Set exercise
Across the entries, how many lines have the string "name" in them? Reply with only a number.

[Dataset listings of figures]
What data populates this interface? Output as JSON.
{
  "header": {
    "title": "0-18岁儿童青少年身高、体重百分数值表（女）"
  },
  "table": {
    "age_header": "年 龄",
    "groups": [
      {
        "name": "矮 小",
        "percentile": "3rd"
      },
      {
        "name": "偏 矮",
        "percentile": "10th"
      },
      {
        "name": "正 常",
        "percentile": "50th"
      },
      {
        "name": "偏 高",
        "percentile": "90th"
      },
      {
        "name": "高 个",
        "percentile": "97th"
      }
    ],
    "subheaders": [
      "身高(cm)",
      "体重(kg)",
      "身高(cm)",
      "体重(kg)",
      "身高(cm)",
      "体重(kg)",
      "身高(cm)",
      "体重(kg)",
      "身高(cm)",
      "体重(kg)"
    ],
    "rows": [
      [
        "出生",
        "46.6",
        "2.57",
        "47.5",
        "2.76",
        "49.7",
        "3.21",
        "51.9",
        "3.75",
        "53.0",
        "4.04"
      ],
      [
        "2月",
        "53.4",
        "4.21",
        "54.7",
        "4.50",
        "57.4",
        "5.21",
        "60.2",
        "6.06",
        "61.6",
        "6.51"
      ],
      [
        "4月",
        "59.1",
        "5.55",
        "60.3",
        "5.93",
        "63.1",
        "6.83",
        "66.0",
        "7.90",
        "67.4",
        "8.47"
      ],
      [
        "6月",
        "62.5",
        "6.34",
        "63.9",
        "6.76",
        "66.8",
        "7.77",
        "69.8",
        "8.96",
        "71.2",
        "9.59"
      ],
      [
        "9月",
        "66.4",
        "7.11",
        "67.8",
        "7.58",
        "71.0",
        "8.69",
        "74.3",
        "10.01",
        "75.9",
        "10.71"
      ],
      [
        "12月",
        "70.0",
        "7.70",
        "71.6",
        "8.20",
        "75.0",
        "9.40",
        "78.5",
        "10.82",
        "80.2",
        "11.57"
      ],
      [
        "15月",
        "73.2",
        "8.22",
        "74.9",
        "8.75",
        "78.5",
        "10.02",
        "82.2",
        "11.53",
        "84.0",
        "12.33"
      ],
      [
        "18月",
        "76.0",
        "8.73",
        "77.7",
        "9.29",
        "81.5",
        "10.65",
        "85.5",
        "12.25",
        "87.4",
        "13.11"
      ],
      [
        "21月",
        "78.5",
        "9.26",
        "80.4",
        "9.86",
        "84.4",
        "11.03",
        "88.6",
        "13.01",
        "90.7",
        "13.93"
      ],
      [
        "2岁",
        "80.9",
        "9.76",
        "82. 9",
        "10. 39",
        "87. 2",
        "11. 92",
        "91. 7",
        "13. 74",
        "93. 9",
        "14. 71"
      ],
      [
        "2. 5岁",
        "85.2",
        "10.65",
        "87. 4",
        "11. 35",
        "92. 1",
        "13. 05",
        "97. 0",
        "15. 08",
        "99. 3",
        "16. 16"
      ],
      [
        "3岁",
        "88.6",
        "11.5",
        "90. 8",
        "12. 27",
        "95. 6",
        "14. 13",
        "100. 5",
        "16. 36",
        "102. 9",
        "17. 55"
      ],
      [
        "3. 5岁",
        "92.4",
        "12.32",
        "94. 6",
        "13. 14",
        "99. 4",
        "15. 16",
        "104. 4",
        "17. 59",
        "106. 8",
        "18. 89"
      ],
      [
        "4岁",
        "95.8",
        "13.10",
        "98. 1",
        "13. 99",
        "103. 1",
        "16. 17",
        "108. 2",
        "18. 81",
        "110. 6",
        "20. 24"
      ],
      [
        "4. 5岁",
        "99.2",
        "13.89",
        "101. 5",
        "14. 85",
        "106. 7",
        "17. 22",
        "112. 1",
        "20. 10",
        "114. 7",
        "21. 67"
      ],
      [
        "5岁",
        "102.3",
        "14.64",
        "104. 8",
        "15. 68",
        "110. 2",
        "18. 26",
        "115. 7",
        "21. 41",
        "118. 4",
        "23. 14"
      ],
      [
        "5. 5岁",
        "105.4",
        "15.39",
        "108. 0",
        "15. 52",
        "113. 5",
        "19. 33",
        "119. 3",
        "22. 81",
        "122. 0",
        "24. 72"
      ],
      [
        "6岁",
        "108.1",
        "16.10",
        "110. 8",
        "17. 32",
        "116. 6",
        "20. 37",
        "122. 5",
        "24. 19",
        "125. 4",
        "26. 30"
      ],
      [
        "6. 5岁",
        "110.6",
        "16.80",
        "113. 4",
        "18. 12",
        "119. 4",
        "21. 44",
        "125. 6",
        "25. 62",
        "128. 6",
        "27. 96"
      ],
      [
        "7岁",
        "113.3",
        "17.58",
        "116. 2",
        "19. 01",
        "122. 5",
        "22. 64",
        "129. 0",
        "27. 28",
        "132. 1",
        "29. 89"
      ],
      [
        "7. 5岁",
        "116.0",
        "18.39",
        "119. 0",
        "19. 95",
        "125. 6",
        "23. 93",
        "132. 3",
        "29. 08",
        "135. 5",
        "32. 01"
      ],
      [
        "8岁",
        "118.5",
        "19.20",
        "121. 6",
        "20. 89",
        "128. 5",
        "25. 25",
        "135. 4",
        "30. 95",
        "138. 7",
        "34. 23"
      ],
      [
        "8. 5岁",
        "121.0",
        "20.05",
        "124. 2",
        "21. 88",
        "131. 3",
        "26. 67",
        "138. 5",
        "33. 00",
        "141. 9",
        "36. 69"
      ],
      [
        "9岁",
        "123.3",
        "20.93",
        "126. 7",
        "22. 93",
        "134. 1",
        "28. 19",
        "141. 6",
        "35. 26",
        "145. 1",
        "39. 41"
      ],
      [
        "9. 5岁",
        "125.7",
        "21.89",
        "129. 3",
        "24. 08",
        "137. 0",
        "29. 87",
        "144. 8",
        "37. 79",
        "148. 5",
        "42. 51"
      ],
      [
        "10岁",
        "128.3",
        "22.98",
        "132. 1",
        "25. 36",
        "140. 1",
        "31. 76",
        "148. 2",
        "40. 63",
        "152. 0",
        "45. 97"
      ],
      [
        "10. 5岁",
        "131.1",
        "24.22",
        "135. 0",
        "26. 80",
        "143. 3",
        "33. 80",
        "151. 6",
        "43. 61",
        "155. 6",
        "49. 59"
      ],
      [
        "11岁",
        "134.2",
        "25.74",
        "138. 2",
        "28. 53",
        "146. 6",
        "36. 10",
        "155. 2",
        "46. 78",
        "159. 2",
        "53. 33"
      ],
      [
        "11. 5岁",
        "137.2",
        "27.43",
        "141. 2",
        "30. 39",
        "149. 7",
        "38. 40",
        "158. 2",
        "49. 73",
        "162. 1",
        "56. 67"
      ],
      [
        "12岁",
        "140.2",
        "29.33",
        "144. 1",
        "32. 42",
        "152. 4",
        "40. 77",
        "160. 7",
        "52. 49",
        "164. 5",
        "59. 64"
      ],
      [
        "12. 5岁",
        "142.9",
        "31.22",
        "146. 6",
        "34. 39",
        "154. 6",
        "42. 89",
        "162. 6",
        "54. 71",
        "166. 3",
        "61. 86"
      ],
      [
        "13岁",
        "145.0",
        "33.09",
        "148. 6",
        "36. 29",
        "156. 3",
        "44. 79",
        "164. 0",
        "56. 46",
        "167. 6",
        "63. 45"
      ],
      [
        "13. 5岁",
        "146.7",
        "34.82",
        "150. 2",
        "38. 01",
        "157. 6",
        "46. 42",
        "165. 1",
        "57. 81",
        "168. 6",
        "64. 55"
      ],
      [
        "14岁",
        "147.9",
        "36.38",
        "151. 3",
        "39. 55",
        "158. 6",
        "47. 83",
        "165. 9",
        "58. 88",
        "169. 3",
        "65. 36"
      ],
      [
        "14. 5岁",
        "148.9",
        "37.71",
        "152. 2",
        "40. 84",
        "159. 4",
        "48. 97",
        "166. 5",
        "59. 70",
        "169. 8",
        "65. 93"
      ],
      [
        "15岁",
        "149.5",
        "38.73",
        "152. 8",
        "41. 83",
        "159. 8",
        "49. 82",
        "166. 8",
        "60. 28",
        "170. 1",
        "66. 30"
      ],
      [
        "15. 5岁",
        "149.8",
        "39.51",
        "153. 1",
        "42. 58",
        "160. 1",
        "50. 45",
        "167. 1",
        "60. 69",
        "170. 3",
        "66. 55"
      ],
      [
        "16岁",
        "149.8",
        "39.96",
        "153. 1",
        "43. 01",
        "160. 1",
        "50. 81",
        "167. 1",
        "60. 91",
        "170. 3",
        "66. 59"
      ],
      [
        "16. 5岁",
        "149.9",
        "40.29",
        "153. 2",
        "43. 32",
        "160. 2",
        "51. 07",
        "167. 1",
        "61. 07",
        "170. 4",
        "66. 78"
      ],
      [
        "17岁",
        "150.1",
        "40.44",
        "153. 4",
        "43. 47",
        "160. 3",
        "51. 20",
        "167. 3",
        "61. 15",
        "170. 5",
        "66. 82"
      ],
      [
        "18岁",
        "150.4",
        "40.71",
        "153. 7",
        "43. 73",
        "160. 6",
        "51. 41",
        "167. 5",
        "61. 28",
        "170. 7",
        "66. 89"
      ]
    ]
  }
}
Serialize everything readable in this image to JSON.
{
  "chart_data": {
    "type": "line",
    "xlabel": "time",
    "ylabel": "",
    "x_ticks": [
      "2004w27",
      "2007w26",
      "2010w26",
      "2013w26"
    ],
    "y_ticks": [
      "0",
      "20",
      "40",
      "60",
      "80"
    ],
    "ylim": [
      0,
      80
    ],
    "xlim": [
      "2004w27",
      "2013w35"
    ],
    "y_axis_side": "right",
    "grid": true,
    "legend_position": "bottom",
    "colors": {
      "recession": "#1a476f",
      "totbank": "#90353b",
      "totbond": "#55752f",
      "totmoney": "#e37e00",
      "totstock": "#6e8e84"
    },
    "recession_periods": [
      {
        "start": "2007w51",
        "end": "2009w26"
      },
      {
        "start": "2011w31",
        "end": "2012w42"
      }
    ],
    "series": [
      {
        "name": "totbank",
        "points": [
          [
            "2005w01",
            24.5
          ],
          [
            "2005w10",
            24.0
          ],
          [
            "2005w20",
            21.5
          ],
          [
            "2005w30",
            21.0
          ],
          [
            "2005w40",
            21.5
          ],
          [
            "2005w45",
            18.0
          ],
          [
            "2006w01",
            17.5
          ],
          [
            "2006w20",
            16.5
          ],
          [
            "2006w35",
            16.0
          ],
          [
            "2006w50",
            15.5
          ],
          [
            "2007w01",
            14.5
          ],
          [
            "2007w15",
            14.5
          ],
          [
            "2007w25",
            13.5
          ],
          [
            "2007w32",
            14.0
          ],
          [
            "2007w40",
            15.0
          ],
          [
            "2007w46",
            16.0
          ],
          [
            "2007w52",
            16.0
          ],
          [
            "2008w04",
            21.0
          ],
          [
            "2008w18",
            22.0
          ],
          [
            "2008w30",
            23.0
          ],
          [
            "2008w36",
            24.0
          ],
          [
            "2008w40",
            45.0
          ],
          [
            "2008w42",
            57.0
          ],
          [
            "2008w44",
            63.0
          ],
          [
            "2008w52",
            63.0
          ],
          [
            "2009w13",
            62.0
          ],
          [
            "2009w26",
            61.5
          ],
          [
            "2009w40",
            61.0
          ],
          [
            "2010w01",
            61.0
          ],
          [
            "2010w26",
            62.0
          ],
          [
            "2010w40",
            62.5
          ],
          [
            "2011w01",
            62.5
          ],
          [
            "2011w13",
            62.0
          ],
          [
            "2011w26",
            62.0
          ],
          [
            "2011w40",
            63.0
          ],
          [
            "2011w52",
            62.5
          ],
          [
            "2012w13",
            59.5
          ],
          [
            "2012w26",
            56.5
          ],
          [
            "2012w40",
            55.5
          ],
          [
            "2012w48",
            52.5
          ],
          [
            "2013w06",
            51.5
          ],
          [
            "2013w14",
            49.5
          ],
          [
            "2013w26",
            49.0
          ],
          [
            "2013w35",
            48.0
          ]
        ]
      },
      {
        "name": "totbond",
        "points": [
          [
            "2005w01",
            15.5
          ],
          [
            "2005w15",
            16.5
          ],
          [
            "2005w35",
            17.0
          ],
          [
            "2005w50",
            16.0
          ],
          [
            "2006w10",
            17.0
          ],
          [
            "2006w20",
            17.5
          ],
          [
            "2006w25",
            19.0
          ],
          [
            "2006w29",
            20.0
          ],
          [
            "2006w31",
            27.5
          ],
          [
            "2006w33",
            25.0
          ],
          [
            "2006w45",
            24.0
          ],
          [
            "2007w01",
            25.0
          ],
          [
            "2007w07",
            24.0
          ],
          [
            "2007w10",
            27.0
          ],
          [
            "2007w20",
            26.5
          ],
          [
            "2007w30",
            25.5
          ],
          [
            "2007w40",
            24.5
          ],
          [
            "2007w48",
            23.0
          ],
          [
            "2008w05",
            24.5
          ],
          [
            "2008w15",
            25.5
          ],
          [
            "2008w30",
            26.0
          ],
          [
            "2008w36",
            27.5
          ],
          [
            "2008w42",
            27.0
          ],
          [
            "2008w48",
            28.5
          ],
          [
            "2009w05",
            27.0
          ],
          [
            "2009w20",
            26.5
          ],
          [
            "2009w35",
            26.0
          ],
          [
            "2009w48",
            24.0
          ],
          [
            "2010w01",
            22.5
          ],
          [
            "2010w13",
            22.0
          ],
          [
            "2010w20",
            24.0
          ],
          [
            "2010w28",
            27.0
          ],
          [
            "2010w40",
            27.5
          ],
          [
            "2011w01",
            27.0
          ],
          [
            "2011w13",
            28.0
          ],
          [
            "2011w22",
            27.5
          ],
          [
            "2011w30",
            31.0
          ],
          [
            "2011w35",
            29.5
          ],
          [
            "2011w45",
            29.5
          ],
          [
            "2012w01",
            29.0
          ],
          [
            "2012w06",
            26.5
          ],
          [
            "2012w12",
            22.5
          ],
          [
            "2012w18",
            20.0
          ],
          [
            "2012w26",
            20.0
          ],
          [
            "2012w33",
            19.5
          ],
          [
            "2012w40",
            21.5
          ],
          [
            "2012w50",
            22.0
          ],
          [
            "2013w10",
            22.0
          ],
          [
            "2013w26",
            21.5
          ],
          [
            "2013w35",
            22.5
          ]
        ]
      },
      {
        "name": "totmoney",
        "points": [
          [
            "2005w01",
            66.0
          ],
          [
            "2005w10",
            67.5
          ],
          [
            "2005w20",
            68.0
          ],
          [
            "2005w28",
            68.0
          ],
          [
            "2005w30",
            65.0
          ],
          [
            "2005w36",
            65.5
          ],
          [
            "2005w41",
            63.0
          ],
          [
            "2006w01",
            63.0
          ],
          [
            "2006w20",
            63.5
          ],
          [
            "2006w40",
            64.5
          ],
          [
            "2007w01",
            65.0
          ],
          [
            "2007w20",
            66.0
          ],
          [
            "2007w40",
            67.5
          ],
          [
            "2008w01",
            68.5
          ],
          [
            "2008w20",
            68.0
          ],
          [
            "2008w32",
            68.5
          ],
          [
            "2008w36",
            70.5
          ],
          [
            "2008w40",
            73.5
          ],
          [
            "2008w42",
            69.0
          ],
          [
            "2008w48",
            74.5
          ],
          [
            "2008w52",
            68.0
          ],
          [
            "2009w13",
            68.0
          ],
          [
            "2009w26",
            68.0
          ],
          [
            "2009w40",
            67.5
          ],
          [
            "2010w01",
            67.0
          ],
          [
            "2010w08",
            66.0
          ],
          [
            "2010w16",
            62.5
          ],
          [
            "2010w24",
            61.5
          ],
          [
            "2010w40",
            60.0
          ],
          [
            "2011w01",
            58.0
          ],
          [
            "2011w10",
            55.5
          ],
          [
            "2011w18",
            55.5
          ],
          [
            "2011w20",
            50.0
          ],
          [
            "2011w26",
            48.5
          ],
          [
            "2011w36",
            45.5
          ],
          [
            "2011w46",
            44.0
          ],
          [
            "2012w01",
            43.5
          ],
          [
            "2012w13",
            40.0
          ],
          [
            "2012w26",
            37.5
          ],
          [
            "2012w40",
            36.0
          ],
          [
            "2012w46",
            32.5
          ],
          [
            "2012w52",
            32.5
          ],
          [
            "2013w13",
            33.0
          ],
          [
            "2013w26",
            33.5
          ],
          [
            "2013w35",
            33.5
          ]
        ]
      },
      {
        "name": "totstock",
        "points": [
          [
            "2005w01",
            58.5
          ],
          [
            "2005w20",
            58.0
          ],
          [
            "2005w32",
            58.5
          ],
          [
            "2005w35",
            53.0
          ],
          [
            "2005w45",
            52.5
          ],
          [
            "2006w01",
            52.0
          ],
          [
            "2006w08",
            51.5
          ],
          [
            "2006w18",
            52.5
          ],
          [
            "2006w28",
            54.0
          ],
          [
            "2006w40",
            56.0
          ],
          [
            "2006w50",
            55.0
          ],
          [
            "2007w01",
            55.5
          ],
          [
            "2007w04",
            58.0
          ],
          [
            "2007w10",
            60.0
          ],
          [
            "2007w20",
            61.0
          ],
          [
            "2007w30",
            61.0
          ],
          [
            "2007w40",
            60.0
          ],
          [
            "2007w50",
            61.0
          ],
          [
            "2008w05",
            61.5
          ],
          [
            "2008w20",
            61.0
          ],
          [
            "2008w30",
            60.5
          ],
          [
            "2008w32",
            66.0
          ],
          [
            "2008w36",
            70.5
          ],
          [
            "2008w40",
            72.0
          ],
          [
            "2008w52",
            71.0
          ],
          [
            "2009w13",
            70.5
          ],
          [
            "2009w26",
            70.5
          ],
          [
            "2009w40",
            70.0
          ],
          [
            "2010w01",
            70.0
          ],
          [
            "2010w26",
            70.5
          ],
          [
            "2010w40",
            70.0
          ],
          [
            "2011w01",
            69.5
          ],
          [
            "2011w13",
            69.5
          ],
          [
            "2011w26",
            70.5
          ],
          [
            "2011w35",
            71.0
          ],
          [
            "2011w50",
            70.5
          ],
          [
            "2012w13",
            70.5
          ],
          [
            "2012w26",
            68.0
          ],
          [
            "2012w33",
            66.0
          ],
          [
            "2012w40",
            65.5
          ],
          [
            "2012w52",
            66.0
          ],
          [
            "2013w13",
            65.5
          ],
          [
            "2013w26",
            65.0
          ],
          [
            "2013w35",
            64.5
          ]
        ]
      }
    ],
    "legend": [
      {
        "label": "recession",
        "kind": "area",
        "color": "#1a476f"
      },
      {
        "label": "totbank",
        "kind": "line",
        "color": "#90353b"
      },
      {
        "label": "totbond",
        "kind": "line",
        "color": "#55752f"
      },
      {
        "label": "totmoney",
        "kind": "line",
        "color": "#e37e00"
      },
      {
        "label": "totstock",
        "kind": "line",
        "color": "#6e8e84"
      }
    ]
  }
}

Final result
9